- What the exercise asks -
Select every line below containing the word "инвестиции".

- Data for the task -
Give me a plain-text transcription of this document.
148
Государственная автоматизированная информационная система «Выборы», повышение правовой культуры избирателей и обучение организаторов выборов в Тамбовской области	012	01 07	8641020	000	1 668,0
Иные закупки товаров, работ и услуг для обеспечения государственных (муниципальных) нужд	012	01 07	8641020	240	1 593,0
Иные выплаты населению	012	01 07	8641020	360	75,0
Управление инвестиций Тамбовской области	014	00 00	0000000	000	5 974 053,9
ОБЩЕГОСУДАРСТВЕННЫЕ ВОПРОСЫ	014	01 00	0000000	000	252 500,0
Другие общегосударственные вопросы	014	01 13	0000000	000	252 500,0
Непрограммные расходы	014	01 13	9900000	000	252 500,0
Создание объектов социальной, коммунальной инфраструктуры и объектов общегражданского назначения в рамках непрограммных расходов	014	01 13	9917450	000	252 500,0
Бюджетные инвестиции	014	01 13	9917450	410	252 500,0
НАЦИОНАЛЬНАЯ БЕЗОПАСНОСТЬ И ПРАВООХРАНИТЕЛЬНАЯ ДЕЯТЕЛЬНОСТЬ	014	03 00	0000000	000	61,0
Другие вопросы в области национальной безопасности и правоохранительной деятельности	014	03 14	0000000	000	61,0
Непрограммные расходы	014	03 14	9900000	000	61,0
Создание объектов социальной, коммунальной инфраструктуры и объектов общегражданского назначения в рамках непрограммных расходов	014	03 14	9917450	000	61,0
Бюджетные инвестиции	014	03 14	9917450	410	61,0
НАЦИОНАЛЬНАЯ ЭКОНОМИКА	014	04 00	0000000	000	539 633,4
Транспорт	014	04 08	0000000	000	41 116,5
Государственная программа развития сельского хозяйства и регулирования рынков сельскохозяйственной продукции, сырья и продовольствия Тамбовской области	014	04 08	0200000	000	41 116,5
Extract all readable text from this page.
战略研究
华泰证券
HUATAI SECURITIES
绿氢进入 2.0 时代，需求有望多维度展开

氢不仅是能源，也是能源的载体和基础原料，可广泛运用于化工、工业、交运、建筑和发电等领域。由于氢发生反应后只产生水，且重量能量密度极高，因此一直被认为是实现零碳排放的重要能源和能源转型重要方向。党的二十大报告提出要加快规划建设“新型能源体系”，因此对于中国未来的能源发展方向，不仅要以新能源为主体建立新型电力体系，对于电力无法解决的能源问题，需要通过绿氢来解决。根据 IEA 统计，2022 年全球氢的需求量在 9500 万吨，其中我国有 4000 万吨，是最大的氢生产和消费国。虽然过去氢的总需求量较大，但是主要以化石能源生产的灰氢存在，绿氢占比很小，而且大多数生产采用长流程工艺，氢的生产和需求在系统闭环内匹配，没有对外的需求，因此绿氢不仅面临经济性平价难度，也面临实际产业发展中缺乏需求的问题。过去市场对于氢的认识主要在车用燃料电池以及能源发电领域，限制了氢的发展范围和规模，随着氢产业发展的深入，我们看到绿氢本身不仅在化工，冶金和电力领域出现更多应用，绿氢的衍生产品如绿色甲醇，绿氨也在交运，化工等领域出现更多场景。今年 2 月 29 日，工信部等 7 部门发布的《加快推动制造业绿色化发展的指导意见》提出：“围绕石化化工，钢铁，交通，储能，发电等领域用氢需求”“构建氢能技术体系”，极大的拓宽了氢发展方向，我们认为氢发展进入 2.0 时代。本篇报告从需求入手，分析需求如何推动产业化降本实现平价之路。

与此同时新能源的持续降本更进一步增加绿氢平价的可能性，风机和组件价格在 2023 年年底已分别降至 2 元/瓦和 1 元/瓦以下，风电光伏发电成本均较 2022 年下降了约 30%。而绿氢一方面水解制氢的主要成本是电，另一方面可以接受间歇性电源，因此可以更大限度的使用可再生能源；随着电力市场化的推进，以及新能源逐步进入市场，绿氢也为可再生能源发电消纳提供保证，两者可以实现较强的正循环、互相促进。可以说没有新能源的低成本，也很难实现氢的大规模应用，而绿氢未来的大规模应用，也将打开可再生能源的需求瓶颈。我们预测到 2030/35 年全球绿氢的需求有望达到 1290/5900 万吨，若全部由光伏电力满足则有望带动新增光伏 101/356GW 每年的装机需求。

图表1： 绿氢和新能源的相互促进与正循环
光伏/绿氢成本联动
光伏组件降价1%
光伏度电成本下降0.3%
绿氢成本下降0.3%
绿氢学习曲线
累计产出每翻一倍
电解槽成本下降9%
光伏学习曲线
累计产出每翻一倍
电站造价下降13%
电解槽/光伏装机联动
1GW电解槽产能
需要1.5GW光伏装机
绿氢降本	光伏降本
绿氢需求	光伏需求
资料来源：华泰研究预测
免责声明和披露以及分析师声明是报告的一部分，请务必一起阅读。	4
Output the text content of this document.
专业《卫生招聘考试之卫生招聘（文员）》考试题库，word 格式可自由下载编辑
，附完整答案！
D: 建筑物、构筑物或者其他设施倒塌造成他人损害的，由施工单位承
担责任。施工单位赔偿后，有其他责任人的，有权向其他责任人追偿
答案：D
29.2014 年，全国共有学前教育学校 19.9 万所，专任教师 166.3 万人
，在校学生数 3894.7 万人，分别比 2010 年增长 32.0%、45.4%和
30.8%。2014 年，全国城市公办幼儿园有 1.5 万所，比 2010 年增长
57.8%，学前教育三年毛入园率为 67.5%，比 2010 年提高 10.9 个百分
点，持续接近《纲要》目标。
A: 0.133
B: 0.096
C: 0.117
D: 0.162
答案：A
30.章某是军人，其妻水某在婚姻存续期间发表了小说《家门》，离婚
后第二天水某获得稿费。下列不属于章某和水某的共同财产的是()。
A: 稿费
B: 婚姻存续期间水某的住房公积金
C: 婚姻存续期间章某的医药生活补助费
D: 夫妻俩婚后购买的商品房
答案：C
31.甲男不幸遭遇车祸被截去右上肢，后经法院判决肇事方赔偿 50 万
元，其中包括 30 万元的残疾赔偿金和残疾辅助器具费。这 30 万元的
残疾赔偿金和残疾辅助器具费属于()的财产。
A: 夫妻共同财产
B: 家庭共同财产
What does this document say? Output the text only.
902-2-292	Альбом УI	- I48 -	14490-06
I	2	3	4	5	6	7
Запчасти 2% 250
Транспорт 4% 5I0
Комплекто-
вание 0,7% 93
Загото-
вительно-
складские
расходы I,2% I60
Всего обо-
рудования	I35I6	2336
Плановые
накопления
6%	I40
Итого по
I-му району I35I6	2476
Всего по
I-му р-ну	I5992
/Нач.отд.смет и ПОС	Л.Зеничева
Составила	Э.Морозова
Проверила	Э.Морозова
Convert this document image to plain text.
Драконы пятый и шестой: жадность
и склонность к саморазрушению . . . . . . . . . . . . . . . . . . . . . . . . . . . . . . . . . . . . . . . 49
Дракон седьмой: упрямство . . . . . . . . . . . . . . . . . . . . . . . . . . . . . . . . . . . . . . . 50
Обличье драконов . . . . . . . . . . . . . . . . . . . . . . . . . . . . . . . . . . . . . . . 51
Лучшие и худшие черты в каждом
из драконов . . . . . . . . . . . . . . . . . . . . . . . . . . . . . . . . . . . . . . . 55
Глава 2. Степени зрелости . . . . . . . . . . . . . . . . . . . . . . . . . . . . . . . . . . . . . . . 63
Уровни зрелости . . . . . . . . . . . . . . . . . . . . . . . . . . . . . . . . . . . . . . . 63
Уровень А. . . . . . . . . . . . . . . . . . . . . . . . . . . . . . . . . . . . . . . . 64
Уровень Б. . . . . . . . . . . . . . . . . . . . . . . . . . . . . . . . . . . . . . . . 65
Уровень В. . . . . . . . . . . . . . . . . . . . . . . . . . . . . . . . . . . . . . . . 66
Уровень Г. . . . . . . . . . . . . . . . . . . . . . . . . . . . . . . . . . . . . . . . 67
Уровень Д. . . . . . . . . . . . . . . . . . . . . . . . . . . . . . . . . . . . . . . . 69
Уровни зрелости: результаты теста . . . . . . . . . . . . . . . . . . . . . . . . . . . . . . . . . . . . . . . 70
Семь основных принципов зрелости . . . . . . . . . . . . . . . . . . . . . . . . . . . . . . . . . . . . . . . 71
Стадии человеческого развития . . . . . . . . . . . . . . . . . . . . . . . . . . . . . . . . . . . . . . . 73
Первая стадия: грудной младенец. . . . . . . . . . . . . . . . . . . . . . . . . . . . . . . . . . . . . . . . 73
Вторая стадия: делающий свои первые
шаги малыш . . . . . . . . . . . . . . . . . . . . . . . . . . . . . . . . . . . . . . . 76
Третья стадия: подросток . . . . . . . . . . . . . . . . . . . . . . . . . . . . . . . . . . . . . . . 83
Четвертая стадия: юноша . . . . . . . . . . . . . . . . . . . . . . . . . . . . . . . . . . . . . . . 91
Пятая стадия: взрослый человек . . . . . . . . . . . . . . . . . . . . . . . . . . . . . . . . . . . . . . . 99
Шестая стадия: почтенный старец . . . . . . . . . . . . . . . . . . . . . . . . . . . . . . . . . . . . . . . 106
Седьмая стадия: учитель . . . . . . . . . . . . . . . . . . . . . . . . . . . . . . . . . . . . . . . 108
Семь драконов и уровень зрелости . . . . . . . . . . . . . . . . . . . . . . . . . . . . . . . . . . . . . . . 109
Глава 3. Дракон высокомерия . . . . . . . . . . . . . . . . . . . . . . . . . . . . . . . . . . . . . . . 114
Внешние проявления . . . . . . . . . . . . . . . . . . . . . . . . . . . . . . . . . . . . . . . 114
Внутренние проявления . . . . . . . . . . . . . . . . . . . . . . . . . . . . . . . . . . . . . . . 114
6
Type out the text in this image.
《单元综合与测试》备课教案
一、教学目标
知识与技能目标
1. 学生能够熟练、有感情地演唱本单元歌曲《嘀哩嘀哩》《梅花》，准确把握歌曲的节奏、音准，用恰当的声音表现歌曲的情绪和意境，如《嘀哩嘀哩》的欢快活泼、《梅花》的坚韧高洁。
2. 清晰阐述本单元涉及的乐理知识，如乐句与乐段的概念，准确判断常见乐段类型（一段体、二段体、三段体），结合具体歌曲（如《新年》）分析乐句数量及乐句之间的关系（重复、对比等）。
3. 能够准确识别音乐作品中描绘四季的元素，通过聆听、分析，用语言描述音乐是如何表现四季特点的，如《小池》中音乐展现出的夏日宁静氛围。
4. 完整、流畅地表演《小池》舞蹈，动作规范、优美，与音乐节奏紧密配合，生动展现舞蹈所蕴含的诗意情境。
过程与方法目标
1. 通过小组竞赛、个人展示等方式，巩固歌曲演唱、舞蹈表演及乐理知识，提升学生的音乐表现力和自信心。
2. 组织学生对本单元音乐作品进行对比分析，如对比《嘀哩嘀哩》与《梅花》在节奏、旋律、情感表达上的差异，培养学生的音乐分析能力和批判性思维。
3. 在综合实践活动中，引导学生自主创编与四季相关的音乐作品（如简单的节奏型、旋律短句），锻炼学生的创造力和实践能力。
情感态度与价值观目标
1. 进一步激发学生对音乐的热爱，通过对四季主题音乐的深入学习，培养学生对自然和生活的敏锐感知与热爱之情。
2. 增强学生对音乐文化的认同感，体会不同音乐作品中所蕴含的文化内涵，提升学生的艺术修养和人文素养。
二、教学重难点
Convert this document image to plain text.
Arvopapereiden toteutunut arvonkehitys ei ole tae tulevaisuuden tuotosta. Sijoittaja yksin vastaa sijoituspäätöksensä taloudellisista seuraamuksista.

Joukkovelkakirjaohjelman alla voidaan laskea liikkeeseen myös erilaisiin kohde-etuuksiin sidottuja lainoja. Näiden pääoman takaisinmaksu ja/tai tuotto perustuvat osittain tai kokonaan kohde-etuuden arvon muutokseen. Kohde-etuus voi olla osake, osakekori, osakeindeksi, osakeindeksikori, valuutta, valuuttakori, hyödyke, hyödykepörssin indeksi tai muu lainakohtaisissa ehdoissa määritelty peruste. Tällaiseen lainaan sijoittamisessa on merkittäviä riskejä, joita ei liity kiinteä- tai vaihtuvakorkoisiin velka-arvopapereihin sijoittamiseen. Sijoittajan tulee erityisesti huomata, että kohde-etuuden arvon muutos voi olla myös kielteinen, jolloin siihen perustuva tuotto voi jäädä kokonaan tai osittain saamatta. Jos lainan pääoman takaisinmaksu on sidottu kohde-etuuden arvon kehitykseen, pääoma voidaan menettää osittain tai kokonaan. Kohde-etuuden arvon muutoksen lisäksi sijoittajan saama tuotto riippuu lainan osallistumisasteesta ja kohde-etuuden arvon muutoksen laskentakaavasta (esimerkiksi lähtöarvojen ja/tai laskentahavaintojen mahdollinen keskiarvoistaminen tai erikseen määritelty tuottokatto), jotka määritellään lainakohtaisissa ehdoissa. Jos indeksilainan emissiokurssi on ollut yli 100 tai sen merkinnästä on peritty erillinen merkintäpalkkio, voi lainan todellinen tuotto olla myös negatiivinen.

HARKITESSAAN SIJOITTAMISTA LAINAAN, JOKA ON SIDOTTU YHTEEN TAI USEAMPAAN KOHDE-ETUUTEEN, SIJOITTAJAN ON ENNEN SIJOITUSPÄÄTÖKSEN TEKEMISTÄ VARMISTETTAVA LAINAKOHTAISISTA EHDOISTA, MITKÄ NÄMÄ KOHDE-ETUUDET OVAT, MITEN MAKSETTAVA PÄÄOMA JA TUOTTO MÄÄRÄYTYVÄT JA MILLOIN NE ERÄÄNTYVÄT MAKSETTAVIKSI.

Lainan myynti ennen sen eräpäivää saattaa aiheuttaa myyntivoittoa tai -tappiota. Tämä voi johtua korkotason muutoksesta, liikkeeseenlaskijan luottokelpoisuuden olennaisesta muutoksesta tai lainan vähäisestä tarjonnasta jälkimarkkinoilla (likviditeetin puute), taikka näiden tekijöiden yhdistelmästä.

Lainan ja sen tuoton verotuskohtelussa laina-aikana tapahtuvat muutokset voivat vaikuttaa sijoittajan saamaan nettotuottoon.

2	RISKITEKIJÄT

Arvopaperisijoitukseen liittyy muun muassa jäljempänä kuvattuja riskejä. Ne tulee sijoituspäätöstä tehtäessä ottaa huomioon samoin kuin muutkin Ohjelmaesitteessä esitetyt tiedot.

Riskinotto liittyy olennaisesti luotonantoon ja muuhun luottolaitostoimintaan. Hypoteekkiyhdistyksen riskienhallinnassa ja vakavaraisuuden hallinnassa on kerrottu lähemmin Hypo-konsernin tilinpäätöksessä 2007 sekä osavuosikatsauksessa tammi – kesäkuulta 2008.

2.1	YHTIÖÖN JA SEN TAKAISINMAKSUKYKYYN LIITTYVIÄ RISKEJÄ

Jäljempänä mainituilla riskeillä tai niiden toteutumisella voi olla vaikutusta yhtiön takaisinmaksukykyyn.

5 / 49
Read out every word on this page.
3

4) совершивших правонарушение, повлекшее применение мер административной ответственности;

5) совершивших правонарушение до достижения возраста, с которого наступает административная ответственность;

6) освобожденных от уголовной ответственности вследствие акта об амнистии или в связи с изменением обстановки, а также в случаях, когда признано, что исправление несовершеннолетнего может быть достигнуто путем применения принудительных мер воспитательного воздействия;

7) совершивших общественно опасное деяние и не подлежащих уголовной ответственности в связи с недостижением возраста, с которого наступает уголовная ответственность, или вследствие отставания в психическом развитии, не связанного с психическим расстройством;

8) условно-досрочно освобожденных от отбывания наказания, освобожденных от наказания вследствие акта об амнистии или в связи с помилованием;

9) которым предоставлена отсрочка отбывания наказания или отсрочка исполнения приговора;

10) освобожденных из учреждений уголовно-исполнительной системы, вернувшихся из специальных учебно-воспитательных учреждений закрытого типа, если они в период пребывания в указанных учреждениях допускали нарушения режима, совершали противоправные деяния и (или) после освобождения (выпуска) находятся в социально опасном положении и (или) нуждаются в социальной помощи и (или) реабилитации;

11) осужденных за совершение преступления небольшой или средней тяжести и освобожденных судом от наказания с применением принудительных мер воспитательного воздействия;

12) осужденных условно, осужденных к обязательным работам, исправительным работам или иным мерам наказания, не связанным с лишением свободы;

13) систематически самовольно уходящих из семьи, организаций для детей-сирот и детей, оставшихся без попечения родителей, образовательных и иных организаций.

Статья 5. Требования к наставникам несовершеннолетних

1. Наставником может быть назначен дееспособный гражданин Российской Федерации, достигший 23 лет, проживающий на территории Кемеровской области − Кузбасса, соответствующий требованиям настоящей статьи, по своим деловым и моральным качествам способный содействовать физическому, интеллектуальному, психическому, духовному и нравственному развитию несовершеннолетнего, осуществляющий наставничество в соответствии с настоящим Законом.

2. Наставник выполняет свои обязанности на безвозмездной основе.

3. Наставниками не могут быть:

- Solution to the exercise -
Бюджетные инвестиции	014	01 13	9917450	410	252 500,0
Бюджетные инвестиции	014	03 14	9917450	410	61,0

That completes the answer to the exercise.